▶ **What you are asked to do**: Copy the rows below word for word, starting with the line that contains "stat text: nearly 600 participants: Participants" and going on through the line that contains "panel: participants blob", with both of those lines included.

[Element and coordinate records]
================
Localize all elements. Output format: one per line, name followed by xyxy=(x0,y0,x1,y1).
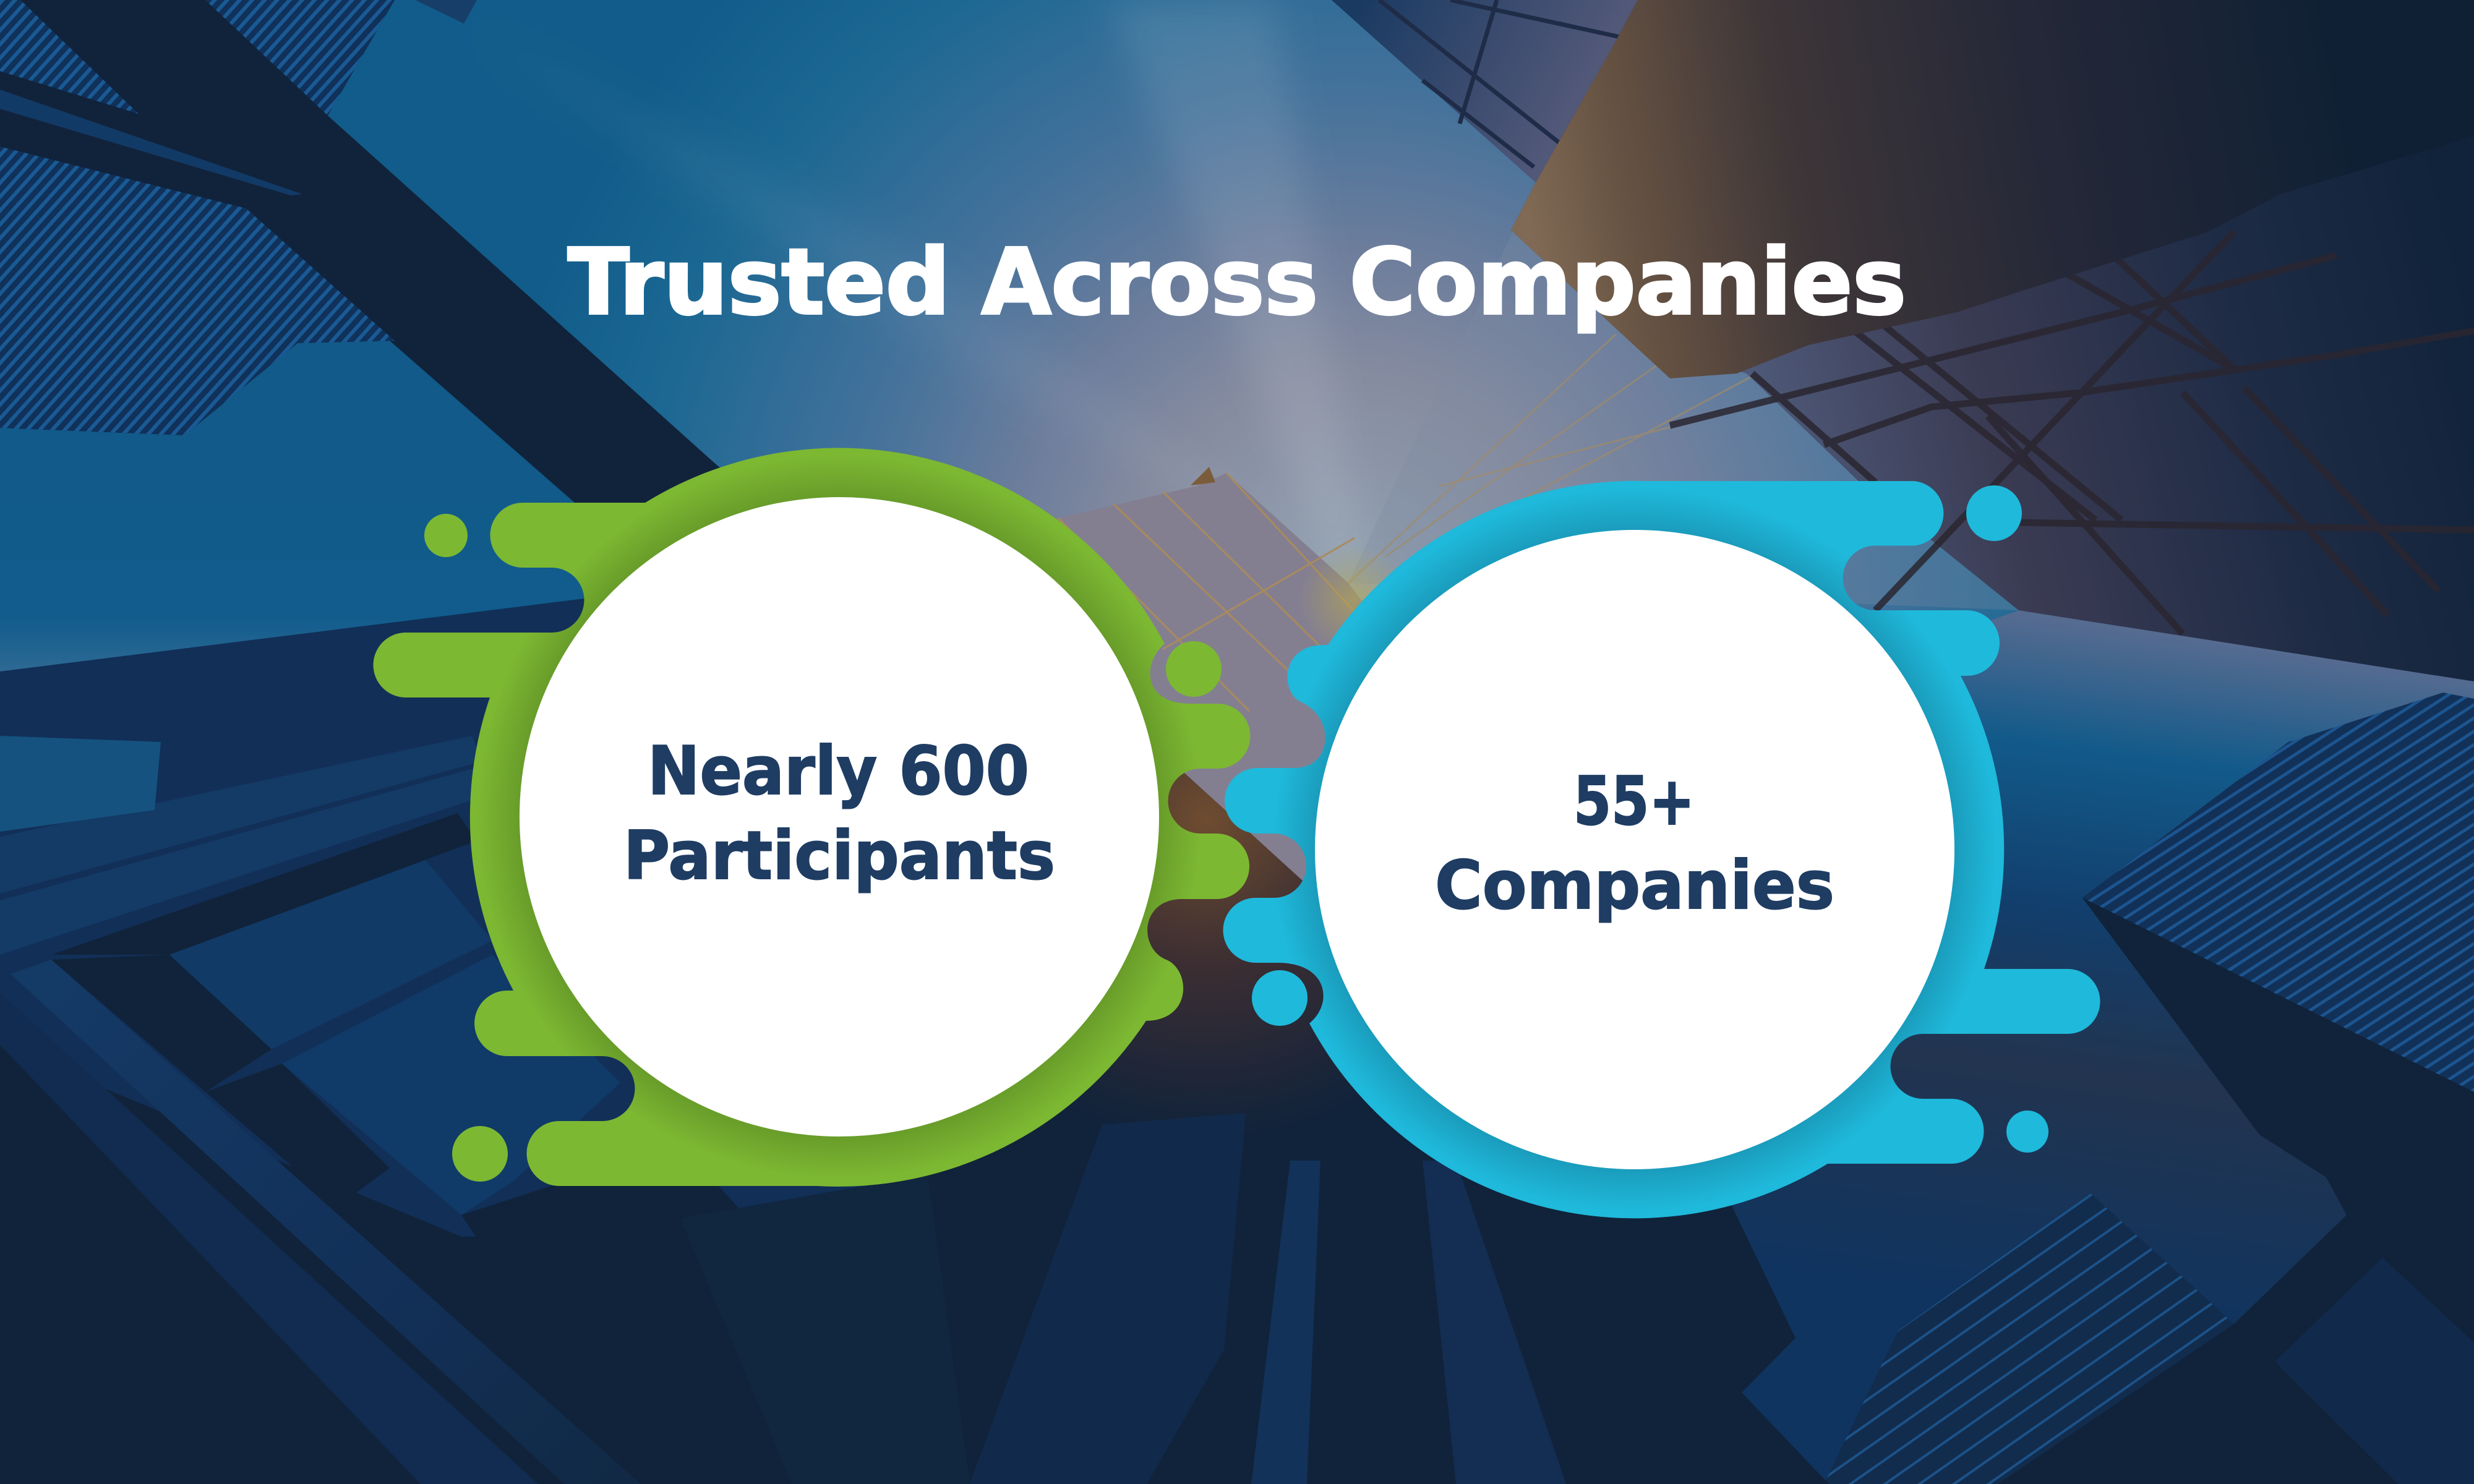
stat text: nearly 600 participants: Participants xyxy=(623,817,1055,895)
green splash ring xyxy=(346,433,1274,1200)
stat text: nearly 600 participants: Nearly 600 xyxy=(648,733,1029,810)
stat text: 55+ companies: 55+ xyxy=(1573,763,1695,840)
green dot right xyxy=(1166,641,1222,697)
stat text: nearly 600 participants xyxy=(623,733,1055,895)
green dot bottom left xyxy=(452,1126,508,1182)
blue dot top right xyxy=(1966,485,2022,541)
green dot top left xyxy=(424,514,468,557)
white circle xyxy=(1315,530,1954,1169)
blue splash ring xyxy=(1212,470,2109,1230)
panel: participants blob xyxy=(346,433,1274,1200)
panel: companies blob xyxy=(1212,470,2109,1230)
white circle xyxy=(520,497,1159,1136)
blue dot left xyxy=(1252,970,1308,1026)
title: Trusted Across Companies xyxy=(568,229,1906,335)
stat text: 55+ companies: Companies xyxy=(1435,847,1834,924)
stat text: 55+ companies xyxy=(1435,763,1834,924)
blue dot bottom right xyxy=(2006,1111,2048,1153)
================
▶ **Exercise output**:
stat text: nearly 600 participants: Participants xyxy=(623,817,1055,895)
green splash ring xyxy=(346,433,1274,1200)
stat text: nearly 600 participants: Nearly 600 xyxy=(648,733,1029,810)
stat text: 55+ companies: 55+ xyxy=(1573,763,1695,840)
green dot right xyxy=(1166,641,1222,697)
stat text: nearly 600 participants xyxy=(623,733,1055,895)
green dot bottom left xyxy=(452,1126,508,1182)
blue dot top right xyxy=(1966,485,2022,541)
green dot top left xyxy=(424,514,468,557)
white circle xyxy=(1315,530,1954,1169)
blue splash ring xyxy=(1212,470,2109,1230)
panel: participants blob xyxy=(346,433,1274,1200)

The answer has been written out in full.